##### Provided entries

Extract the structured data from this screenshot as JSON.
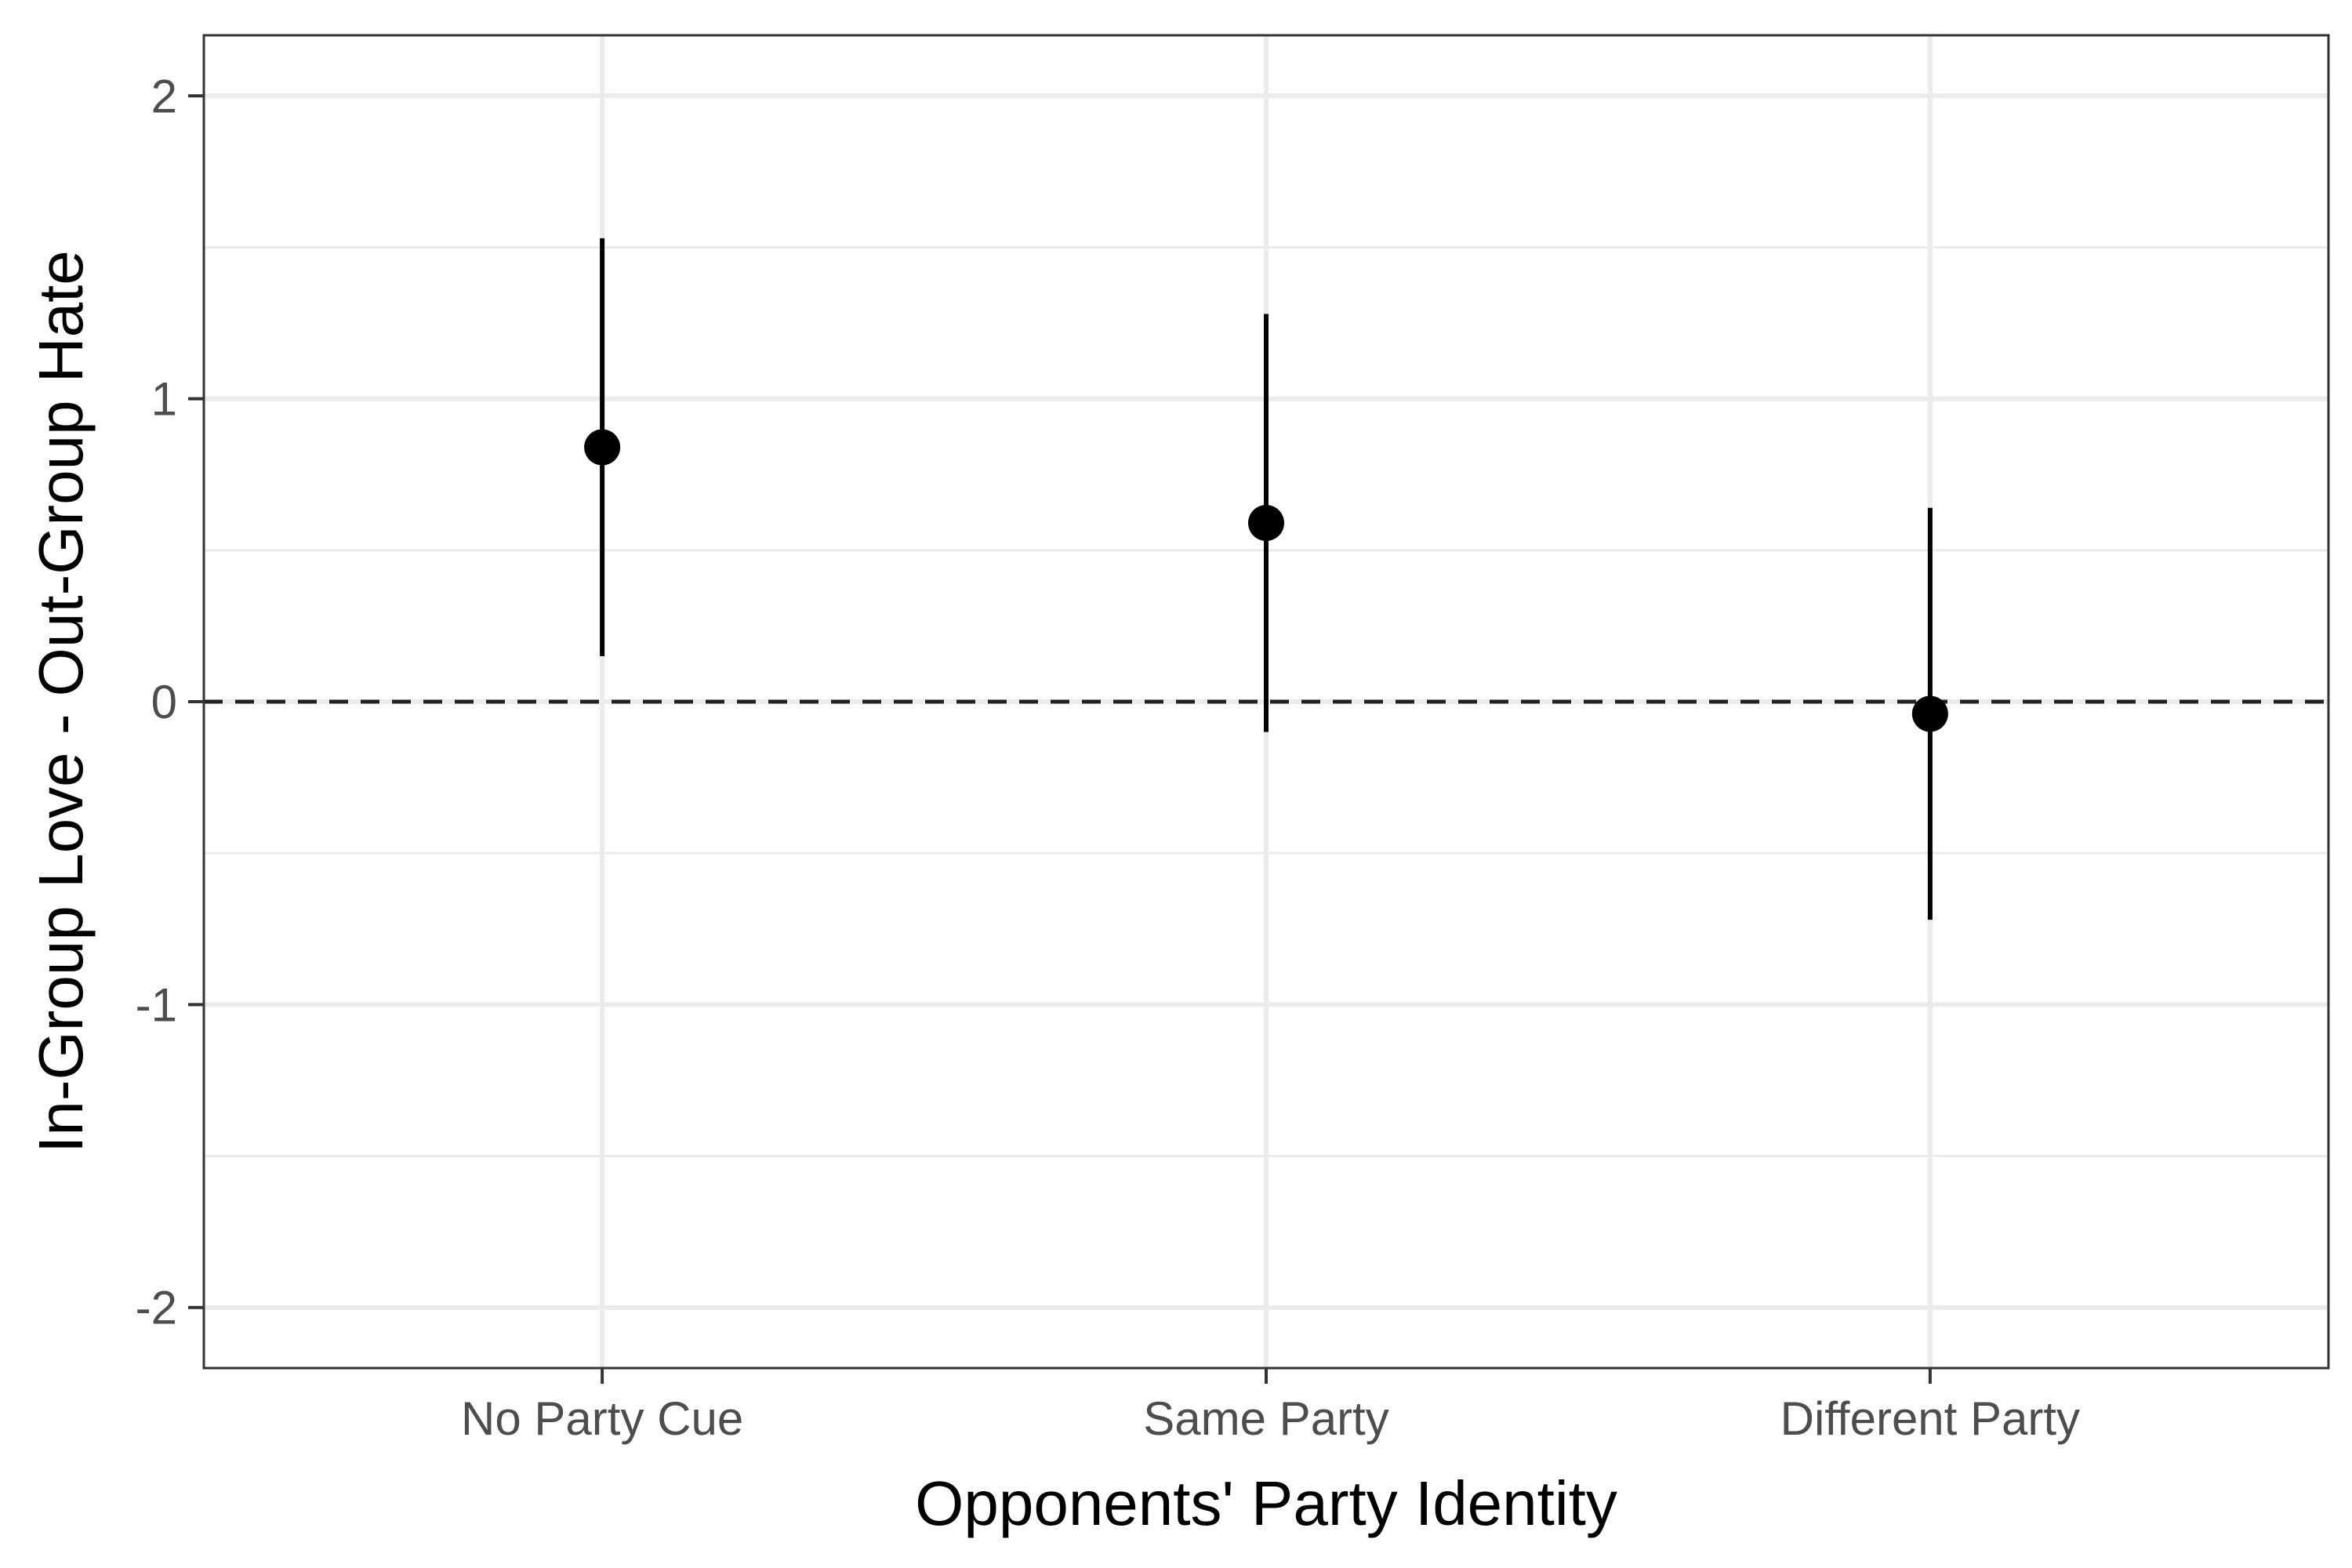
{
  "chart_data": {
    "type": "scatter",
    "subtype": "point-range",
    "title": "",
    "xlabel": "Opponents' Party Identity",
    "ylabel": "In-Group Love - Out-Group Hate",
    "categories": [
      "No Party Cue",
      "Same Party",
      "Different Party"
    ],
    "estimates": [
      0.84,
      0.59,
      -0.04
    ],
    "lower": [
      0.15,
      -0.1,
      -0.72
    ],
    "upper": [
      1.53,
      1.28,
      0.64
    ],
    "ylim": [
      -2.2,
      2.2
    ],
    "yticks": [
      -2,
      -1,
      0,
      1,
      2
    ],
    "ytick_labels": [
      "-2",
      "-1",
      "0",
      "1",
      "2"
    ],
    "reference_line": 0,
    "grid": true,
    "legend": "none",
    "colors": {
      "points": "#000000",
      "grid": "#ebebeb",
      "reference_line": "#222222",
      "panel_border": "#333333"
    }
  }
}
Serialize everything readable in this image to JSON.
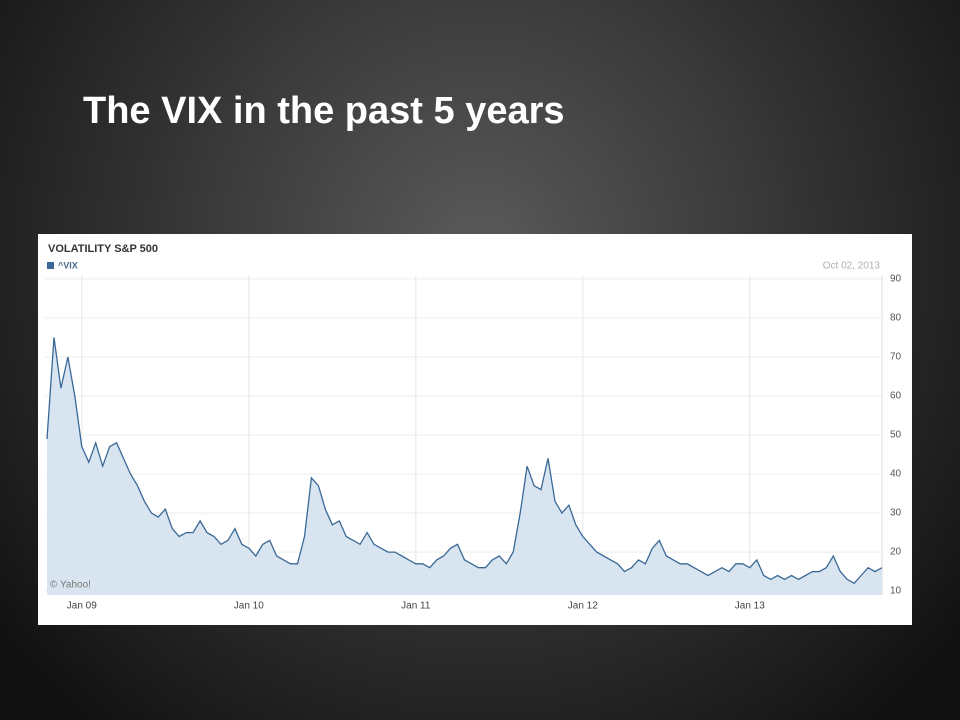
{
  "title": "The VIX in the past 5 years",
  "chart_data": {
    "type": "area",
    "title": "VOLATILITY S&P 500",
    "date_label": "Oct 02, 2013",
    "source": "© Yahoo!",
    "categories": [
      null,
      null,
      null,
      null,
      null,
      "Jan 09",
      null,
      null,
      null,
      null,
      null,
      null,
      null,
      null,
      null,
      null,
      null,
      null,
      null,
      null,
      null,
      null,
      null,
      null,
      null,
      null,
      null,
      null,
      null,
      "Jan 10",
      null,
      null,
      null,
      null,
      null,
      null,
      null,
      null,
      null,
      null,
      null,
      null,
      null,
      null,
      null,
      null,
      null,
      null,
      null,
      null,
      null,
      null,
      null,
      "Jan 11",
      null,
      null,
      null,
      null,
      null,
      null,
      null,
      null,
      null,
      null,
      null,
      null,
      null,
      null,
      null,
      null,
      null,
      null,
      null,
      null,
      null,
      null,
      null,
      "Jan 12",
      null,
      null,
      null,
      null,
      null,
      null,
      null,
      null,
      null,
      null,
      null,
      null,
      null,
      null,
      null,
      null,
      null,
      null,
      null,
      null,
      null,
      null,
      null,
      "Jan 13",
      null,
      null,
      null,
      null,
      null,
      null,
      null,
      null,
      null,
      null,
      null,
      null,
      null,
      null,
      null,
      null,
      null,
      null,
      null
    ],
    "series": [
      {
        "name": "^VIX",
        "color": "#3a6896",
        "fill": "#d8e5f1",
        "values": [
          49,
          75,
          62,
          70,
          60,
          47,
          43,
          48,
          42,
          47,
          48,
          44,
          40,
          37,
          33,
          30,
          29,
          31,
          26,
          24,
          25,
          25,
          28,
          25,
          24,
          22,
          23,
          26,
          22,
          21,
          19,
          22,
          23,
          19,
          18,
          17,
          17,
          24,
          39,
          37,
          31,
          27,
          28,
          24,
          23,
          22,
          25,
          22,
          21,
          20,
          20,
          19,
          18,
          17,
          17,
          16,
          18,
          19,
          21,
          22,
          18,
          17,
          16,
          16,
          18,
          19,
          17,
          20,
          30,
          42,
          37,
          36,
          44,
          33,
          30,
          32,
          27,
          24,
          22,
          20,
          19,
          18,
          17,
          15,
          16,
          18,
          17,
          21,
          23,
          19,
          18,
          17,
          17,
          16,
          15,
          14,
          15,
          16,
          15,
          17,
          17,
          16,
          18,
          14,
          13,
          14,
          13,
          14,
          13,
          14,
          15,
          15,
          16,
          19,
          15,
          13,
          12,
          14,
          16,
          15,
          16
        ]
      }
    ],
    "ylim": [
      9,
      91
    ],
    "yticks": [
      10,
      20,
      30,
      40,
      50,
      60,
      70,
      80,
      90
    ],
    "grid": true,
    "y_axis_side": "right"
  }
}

##########

- Instructions to follow
Quote everything in the listing above exactly; pictures are the only thing to omit.

- In response
Extract the structured data from this screenshot as JSON.
{
  "chart_data": {
    "type": "scatter",
    "subtype": "point-range",
    "title": "",
    "xlabel": "Opponents' Party Identity",
    "ylabel": "In-Group Love - Out-Group Hate",
    "categories": [
      "No Party Cue",
      "Same Party",
      "Different Party"
    ],
    "estimates": [
      0.84,
      0.59,
      -0.04
    ],
    "lower": [
      0.15,
      -0.1,
      -0.72
    ],
    "upper": [
      1.53,
      1.28,
      0.64
    ],
    "ylim": [
      -2.2,
      2.2
    ],
    "yticks": [
      -2,
      -1,
      0,
      1,
      2
    ],
    "ytick_labels": [
      "-2",
      "-1",
      "0",
      "1",
      "2"
    ],
    "reference_line": 0,
    "grid": true,
    "legend": "none",
    "colors": {
      "points": "#000000",
      "grid": "#ebebeb",
      "reference_line": "#222222",
      "panel_border": "#333333"
    }
  }
}
Serialize everything readable in this image to JSON.
{
  "title": "The VIX in the past 5 years",
  "chart_data": {
    "type": "area",
    "title": "VOLATILITY S&P 500",
    "date_label": "Oct 02, 2013",
    "source": "© Yahoo!",
    "categories": [
      null,
      null,
      null,
      null,
      null,
      "Jan 09",
      null,
      null,
      null,
      null,
      null,
      null,
      null,
      null,
      null,
      null,
      null,
      null,
      null,
      null,
      null,
      null,
      null,
      null,
      null,
      null,
      null,
      null,
      null,
      "Jan 10",
      null,
      null,
      null,
      null,
      null,
      null,
      null,
      null,
      null,
      null,
      null,
      null,
      null,
      null,
      null,
      null,
      null,
      null,
      null,
      null,
      null,
      null,
      null,
      "Jan 11",
      null,
      null,
      null,
      null,
      null,
      null,
      null,
      null,
      null,
      null,
      null,
      null,
      null,
      null,
      null,
      null,
      null,
      null,
      null,
      null,
      null,
      null,
      null,
      "Jan 12",
      null,
      null,
      null,
      null,
      null,
      null,
      null,
      null,
      null,
      null,
      null,
      null,
      null,
      null,
      null,
      null,
      null,
      null,
      null,
      null,
      null,
      null,
      null,
      "Jan 13",
      null,
      null,
      null,
      null,
      null,
      null,
      null,
      null,
      null,
      null,
      null,
      null,
      null,
      null,
      null,
      null,
      null,
      null,
      null
    ],
    "series": [
      {
        "name": "^VIX",
        "color": "#3a6896",
        "fill": "#d8e5f1",
        "values": [
          49,
          75,
          62,
          70,
          60,
          47,
          43,
          48,
          42,
          47,
          48,
          44,
          40,
          37,
          33,
          30,
          29,
          31,
          26,
          24,
          25,
          25,
          28,
          25,
          24,
          22,
          23,
          26,
          22,
          21,
          19,
          22,
          23,
          19,
          18,
          17,
          17,
          24,
          39,
          37,
          31,
          27,
          28,
          24,
          23,
          22,
          25,
          22,
          21,
          20,
          20,
          19,
          18,
          17,
          17,
          16,
          18,
          19,
          21,
          22,
          18,
          17,
          16,
          16,
          18,
          19,
          17,
          20,
          30,
          42,
          37,
          36,
          44,
          33,
          30,
          32,
          27,
          24,
          22,
          20,
          19,
          18,
          17,
          15,
          16,
          18,
          17,
          21,
          23,
          19,
          18,
          17,
          17,
          16,
          15,
          14,
          15,
          16,
          15,
          17,
          17,
          16,
          18,
          14,
          13,
          14,
          13,
          14,
          13,
          14,
          15,
          15,
          16,
          19,
          15,
          13,
          12,
          14,
          16,
          15,
          16
        ]
      }
    ],
    "ylim": [
      9,
      91
    ],
    "yticks": [
      10,
      20,
      30,
      40,
      50,
      60,
      70,
      80,
      90
    ],
    "grid": true,
    "y_axis_side": "right"
  }
}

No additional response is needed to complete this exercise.